== Goal ==
Give the number of lines in the records below that include "waveform". Reply with that number alone.
:::
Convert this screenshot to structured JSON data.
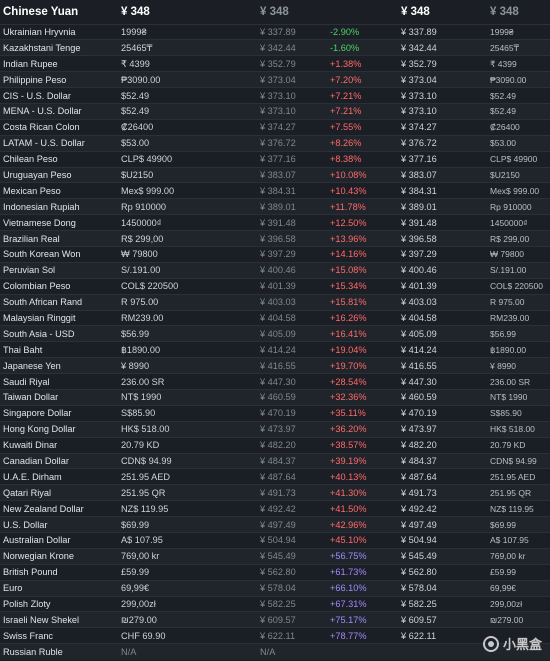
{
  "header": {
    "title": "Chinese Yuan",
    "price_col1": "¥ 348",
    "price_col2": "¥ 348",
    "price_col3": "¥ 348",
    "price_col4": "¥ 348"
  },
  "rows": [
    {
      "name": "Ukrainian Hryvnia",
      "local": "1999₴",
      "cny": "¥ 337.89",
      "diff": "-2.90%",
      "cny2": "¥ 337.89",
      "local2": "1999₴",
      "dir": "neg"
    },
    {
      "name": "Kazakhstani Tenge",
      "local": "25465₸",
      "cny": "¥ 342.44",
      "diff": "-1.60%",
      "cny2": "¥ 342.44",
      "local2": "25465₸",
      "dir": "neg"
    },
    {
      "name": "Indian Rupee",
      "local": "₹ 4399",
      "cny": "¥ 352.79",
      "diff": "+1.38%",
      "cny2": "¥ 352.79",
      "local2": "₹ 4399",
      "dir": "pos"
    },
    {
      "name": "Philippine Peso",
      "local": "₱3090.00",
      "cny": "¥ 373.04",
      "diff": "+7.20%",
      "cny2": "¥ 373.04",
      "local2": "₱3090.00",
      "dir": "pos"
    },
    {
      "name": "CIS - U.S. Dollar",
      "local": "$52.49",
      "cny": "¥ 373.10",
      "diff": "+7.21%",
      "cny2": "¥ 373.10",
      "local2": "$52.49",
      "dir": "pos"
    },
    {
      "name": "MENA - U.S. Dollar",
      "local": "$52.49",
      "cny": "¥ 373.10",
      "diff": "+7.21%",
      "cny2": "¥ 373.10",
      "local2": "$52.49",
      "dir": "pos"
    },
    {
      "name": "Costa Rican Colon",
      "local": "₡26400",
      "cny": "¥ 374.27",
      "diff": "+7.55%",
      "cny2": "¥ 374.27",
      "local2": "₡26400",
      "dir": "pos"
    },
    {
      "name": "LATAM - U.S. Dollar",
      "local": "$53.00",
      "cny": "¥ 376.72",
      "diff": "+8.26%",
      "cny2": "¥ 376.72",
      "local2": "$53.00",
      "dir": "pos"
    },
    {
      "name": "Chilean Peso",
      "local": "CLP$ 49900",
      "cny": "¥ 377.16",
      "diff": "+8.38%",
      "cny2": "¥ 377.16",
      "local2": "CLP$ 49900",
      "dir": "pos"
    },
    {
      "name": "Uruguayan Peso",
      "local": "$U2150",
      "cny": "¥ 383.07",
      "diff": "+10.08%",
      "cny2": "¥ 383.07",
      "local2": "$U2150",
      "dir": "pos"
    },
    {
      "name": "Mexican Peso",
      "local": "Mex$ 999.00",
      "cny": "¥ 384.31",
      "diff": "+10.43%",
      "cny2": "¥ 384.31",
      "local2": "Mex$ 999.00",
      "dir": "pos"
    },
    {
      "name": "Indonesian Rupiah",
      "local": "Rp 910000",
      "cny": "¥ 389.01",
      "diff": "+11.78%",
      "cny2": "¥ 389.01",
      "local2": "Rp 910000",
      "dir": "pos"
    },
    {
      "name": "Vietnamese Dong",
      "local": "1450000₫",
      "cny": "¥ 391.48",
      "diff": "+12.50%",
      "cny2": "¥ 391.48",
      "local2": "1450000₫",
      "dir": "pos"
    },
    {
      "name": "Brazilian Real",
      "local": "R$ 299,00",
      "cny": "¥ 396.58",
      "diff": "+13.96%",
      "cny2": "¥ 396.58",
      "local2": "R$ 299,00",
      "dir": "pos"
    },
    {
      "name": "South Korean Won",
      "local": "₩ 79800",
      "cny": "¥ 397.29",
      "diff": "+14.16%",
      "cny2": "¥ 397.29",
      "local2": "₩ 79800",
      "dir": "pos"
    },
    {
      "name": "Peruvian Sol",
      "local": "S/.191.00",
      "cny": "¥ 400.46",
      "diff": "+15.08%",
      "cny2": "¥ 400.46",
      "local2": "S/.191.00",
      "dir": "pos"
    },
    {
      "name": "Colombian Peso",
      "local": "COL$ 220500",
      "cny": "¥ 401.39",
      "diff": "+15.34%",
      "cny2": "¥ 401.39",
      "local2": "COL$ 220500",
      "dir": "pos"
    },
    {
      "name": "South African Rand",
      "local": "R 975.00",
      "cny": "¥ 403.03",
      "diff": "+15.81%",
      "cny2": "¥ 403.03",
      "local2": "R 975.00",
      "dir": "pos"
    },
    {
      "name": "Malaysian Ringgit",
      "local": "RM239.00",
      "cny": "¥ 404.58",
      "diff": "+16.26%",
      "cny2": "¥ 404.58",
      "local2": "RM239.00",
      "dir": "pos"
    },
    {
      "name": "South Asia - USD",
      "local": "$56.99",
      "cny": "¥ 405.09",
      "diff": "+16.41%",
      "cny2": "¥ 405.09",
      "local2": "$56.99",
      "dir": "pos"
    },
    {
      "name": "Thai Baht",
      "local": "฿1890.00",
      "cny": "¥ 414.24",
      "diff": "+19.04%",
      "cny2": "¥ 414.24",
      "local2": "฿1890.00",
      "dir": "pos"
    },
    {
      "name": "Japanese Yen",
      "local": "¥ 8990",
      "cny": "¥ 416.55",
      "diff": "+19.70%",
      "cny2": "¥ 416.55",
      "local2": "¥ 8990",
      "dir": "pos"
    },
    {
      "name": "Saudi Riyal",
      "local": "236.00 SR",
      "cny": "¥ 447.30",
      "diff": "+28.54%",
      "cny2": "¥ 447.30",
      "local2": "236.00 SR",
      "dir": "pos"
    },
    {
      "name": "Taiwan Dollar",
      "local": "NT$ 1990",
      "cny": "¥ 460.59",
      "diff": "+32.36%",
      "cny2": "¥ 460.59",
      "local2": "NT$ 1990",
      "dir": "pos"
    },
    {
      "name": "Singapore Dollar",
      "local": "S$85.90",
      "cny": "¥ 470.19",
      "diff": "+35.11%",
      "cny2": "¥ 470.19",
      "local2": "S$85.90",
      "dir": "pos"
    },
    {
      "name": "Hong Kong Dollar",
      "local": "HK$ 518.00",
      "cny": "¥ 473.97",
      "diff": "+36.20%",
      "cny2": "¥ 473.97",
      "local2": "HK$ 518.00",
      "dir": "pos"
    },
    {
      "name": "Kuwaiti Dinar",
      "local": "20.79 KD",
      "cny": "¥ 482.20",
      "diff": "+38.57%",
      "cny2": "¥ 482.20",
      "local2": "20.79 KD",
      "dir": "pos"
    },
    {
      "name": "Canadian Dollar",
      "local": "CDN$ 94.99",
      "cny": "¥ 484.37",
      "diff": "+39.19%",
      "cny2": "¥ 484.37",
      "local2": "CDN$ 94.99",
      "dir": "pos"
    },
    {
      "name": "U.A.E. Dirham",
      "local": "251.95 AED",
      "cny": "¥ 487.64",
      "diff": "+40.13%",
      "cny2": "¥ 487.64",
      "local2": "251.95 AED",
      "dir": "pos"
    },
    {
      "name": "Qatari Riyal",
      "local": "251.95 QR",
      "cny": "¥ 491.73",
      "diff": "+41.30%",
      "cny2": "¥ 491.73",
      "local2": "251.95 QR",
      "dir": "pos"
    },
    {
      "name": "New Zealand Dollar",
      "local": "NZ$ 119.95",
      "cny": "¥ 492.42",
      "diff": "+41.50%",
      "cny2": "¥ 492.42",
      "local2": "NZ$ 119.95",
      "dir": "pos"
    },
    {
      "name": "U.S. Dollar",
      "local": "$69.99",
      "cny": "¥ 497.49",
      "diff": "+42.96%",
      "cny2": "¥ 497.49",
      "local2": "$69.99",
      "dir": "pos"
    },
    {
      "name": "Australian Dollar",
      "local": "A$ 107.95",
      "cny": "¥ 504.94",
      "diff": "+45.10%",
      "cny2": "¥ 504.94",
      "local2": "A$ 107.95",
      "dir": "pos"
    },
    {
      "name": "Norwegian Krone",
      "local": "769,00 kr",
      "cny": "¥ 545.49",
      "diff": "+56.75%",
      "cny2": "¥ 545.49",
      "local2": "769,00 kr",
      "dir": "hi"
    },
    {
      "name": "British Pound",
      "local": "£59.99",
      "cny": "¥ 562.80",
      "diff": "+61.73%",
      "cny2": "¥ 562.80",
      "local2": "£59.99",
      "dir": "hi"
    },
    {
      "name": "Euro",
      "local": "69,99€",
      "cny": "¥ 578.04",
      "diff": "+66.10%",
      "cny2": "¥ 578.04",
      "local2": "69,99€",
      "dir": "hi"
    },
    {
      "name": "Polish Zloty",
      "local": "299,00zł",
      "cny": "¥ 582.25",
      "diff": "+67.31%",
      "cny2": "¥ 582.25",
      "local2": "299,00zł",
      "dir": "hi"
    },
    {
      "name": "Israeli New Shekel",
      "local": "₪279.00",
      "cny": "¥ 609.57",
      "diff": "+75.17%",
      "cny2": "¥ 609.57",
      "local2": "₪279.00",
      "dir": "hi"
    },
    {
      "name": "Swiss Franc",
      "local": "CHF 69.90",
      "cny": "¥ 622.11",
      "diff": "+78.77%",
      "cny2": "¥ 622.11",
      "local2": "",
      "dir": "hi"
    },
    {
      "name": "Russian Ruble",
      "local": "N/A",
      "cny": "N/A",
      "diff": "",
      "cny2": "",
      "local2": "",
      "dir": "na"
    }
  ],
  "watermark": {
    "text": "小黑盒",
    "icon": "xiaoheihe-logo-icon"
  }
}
:::
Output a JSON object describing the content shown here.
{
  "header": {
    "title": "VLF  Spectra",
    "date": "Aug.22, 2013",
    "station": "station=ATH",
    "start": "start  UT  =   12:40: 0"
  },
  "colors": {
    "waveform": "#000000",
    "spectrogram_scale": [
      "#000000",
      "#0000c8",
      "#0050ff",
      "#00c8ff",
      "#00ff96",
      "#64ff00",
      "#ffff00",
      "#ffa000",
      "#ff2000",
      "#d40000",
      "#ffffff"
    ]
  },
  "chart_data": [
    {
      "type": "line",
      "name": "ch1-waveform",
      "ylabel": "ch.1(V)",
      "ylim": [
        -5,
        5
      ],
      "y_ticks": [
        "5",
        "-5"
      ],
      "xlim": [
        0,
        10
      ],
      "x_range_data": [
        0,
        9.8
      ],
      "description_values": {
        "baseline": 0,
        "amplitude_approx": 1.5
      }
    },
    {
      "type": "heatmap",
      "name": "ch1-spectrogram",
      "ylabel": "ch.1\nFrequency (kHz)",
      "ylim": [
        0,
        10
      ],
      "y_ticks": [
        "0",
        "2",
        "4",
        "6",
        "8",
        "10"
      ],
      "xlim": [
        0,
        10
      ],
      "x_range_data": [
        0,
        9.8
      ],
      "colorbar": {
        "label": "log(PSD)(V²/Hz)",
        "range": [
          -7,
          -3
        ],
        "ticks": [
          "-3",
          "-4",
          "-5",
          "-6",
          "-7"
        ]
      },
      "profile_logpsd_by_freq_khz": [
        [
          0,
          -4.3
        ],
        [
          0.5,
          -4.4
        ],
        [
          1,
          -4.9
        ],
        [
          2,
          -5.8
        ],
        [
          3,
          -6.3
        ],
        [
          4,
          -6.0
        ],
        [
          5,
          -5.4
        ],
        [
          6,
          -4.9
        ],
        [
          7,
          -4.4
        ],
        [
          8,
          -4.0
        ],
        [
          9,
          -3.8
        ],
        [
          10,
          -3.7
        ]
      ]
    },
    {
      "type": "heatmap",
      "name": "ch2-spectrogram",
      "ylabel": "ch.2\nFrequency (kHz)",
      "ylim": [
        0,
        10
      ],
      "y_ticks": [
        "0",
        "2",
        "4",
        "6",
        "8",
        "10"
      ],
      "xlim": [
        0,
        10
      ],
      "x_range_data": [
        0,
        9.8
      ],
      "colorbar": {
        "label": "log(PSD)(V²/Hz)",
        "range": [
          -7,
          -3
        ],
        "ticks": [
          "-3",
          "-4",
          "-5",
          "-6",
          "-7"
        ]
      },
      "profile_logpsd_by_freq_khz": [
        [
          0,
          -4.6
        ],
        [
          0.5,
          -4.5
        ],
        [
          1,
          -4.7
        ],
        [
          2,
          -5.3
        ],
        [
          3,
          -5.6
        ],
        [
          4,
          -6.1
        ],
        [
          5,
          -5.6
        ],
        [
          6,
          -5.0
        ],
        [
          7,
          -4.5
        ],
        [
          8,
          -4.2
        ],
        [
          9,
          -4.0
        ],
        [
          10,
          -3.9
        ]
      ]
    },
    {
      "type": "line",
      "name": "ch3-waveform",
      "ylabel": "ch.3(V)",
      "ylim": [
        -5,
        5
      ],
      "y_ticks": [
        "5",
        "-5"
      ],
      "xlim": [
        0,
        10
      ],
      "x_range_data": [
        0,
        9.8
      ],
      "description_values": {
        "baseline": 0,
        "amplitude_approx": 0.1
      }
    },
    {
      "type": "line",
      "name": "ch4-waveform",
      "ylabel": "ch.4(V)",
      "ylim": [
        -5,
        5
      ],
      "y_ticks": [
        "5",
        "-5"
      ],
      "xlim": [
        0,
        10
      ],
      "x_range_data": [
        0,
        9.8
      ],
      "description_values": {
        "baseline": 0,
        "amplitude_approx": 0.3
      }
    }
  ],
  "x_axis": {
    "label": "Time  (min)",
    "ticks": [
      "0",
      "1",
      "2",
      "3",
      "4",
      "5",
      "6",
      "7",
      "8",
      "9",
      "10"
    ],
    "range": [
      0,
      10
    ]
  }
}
:::
== Task response ==
4